Problem to solve:
Identify each line in the records below that contains the word "Local", and copy it.

Entries supplied:
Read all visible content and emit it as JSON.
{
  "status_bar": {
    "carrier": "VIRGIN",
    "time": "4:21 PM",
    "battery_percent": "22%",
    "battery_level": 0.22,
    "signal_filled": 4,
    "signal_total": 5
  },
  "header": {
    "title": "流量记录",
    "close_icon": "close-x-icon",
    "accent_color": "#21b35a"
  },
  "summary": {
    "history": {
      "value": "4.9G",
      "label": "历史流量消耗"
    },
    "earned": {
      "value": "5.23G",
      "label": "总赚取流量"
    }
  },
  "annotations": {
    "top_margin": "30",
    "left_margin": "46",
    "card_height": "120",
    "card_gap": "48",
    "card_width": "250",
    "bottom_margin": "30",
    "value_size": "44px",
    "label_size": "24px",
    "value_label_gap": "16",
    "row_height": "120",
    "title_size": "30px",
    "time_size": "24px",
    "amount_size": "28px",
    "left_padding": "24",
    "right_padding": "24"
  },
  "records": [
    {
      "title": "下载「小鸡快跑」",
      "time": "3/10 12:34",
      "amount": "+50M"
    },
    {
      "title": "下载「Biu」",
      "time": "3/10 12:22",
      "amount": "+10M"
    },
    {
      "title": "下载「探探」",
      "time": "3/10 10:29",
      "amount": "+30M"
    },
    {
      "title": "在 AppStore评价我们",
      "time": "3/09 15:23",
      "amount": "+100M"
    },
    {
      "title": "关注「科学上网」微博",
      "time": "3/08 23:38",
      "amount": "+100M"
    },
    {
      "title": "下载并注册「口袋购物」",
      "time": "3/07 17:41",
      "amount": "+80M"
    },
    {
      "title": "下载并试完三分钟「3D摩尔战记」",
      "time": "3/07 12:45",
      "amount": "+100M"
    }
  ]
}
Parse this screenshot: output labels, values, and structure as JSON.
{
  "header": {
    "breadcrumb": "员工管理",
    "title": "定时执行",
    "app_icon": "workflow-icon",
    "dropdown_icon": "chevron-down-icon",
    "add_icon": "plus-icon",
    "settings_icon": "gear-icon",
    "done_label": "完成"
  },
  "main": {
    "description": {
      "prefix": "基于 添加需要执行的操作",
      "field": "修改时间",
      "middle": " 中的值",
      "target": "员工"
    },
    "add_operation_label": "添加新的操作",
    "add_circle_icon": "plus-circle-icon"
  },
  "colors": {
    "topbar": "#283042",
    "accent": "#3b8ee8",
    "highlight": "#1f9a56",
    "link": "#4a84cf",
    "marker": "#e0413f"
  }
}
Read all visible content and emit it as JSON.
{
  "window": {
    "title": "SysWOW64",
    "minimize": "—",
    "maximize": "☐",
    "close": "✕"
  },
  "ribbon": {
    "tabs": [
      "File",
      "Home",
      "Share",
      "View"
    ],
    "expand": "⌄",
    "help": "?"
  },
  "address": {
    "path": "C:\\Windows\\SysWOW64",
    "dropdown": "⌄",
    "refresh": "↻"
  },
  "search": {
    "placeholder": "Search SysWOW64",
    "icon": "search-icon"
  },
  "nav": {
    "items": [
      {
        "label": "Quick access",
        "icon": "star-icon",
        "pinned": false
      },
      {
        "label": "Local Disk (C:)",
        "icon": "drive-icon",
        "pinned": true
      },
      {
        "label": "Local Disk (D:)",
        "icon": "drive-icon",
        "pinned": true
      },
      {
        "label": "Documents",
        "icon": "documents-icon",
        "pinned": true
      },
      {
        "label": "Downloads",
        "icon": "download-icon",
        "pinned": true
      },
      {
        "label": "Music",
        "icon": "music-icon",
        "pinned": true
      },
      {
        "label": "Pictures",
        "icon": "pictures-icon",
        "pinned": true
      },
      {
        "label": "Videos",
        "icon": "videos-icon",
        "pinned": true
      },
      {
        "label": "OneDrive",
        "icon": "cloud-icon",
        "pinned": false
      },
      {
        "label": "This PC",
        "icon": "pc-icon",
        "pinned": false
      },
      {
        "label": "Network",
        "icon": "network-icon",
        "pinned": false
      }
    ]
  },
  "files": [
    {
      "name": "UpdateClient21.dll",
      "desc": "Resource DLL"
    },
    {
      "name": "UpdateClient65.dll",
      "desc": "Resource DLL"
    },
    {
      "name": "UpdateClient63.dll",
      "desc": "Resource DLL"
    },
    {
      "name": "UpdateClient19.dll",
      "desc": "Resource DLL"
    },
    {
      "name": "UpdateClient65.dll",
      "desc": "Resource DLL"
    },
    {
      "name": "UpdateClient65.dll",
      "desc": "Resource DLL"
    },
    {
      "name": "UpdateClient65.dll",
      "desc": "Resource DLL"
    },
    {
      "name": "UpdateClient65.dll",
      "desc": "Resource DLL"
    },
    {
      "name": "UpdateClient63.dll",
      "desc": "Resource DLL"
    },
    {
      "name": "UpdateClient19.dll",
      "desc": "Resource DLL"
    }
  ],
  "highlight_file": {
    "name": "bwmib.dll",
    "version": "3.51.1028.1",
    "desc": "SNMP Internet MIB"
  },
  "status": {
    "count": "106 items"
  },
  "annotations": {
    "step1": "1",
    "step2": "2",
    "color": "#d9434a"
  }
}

Worked solution:
        "label": "Local Disk (C:)",
        "label": "Local Disk (D:)",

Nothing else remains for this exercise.